Dataset entries:
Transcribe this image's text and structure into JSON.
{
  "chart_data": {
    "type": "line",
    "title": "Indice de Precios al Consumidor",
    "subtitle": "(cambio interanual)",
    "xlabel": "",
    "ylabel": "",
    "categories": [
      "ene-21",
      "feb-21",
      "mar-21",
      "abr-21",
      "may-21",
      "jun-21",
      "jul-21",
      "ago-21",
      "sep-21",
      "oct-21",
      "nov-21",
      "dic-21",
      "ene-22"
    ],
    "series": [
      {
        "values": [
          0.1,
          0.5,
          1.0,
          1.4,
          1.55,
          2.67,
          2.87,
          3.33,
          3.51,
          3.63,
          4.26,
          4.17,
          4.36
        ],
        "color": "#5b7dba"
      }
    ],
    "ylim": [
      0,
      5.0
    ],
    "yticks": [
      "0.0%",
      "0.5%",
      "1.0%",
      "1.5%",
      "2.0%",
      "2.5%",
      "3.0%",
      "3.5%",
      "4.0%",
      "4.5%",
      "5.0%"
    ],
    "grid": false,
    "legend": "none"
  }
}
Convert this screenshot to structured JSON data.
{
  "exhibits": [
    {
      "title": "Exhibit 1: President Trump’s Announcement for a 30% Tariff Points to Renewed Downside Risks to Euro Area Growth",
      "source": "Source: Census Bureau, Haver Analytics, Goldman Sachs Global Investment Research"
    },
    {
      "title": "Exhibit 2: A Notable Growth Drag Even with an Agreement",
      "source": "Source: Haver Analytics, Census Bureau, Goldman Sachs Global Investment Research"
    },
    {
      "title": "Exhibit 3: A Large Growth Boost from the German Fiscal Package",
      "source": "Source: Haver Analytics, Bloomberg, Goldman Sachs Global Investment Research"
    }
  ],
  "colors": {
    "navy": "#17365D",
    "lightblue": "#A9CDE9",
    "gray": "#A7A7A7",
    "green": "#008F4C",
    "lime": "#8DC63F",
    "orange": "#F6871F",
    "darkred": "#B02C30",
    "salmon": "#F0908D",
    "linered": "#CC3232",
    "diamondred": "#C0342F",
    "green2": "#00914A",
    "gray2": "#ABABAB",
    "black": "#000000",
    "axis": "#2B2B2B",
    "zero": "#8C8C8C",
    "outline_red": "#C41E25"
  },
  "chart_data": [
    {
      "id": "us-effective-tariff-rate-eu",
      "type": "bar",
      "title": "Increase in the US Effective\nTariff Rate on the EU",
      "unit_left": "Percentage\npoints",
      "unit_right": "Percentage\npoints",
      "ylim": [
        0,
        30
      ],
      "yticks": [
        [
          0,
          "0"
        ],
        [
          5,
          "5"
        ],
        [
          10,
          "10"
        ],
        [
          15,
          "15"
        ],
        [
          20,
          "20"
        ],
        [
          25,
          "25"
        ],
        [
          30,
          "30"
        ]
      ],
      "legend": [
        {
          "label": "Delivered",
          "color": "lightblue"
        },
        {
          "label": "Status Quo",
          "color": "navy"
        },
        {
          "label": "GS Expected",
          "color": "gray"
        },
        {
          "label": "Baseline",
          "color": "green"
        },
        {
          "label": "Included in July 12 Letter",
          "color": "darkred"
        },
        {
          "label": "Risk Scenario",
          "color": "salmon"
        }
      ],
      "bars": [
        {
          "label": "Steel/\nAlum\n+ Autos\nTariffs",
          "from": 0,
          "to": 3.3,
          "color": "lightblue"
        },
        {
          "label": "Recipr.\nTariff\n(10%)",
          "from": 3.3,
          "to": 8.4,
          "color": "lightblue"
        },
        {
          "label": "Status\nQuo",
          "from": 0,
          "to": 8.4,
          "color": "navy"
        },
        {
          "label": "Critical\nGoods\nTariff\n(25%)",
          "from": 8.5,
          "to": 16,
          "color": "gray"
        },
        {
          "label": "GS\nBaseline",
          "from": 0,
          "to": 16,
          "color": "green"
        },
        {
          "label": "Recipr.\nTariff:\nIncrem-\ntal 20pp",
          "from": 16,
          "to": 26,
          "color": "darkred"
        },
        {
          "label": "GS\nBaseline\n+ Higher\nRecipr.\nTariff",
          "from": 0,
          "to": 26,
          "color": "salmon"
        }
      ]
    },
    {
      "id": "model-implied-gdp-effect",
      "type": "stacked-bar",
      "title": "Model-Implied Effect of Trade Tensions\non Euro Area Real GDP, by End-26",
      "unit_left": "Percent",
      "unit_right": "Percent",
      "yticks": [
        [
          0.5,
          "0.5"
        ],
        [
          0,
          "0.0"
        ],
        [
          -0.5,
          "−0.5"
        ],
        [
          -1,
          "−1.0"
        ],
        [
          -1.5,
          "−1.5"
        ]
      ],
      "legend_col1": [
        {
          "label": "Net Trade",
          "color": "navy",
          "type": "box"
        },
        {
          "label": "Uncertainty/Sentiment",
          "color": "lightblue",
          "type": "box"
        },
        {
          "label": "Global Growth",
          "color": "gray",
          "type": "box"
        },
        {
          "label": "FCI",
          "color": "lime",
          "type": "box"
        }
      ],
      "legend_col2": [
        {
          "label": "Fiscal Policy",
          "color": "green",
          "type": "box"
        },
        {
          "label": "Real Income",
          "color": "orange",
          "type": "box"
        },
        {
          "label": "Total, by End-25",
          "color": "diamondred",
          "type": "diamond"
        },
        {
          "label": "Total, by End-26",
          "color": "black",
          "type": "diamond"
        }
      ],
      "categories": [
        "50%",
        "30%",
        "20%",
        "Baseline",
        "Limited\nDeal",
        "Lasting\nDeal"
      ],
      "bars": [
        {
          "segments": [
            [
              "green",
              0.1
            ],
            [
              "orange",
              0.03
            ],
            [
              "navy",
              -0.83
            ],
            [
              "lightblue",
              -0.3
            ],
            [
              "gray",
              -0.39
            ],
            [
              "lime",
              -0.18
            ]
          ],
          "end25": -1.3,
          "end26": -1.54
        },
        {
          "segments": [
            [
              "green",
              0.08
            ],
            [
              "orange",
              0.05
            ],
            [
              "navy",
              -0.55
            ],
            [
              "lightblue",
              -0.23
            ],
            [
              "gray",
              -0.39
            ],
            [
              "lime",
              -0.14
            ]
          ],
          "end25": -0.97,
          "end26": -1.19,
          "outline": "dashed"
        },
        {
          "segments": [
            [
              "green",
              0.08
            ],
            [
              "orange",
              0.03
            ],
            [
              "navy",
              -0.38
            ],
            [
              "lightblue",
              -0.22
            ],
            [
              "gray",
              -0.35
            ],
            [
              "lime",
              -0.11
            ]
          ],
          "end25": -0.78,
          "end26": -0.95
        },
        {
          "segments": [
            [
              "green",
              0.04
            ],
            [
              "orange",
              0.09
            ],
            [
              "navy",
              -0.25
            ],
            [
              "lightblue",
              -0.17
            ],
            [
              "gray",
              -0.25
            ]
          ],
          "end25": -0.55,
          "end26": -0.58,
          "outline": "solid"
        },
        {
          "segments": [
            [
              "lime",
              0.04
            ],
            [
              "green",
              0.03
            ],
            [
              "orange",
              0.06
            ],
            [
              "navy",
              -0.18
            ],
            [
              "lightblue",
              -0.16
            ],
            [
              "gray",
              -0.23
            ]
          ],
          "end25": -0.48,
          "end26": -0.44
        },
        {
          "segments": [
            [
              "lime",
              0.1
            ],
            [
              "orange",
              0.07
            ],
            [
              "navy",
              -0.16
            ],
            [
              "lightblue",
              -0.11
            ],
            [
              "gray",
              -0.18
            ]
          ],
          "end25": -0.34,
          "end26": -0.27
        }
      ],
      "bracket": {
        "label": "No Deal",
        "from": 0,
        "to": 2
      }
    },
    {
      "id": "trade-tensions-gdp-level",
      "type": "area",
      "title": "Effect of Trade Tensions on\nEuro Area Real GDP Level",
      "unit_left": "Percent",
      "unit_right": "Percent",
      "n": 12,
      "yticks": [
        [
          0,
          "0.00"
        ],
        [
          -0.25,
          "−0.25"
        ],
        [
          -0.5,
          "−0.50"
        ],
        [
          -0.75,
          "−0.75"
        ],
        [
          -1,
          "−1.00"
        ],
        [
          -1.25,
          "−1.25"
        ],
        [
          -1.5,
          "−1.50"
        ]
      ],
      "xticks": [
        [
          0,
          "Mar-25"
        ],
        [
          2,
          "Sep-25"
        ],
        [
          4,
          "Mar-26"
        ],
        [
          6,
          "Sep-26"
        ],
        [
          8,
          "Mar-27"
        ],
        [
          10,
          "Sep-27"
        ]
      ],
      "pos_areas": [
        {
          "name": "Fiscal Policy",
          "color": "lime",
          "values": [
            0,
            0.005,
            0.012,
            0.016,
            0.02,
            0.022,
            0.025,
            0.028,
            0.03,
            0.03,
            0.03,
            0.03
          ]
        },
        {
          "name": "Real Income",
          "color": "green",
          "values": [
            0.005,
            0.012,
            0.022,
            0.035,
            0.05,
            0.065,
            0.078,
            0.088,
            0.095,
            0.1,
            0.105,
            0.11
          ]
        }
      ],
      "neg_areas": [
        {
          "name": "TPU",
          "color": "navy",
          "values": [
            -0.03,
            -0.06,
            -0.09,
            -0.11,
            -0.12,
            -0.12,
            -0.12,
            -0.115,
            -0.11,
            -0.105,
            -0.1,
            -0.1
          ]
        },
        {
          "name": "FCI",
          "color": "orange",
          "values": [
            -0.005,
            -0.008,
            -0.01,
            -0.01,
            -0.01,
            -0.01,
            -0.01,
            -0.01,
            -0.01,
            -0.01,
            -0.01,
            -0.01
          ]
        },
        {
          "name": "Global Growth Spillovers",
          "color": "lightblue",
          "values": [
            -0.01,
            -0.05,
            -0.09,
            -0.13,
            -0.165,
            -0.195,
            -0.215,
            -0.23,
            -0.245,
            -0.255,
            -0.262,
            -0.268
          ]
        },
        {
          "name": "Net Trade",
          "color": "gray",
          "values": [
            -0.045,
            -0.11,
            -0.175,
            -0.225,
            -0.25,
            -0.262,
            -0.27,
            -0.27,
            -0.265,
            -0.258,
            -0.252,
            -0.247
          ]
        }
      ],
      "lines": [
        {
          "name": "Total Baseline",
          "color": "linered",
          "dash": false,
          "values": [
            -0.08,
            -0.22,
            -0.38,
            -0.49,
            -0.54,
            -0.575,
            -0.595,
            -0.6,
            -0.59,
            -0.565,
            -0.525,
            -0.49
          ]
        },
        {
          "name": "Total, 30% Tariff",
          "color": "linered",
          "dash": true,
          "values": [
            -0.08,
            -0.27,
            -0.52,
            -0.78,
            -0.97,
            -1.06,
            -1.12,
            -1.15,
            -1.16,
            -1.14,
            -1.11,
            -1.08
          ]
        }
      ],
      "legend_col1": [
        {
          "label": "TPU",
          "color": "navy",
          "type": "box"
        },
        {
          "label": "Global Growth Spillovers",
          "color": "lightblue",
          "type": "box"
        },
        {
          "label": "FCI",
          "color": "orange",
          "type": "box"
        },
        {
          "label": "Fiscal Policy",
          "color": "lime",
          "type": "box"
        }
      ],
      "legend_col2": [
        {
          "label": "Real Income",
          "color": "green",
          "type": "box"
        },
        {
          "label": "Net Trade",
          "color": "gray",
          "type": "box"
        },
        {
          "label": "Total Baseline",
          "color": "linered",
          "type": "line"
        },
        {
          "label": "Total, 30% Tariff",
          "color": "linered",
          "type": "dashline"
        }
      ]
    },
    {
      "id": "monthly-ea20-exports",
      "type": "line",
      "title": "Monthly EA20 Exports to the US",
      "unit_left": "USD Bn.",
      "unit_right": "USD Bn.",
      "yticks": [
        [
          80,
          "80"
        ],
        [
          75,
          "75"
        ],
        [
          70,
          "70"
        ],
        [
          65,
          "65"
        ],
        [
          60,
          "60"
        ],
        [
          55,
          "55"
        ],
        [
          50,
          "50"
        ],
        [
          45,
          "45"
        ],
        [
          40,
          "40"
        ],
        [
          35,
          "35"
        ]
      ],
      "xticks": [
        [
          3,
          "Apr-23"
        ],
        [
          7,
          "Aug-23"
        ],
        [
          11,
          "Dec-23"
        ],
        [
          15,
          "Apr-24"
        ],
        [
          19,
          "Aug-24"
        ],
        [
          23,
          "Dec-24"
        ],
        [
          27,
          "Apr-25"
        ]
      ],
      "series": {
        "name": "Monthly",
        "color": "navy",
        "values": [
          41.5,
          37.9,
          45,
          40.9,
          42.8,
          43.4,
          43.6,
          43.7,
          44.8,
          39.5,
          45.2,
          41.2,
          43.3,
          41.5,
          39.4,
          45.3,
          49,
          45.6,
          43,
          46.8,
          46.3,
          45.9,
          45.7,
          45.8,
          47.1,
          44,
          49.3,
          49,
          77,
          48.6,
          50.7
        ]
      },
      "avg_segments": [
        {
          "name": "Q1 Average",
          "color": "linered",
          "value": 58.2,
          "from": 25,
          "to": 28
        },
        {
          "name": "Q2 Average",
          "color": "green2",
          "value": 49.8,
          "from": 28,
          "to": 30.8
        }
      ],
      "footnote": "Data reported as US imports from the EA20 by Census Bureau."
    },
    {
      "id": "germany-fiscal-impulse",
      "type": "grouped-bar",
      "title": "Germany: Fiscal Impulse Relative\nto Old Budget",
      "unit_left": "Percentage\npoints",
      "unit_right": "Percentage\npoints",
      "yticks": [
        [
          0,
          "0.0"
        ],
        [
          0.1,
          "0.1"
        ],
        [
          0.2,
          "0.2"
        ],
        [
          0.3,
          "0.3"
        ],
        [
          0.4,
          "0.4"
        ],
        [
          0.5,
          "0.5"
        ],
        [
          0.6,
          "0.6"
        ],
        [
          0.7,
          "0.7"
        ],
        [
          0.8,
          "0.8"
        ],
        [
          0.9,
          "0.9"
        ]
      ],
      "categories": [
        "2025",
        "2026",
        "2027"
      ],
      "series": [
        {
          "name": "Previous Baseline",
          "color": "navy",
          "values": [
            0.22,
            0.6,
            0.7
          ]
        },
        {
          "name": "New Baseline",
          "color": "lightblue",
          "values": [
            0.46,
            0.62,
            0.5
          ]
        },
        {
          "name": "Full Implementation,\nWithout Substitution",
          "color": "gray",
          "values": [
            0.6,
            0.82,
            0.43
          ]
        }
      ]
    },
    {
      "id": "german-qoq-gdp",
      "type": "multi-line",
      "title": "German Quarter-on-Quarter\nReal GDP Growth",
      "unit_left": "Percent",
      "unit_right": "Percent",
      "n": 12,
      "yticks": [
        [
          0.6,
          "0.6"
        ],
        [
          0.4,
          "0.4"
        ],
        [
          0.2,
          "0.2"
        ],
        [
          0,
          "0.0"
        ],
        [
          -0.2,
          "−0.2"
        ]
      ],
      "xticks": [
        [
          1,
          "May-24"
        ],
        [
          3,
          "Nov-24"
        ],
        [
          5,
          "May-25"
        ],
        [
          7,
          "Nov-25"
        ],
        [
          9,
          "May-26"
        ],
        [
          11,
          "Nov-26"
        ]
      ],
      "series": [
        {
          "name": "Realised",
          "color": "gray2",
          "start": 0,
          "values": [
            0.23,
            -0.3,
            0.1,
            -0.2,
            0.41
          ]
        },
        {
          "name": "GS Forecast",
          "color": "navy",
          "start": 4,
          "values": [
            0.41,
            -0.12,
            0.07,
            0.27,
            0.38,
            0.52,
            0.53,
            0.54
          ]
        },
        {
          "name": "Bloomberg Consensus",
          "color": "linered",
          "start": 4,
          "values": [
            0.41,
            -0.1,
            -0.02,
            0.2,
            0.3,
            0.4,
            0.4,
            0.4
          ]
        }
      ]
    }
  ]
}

# Stated problem
Which lines include the word "Bloomberg"? Copy every one of them.

# Solution for this problem
      "source": "Source: Haver Analytics, Bloomberg, Goldman Sachs Global Investment Research"
          "name": "Bloomberg Consensus",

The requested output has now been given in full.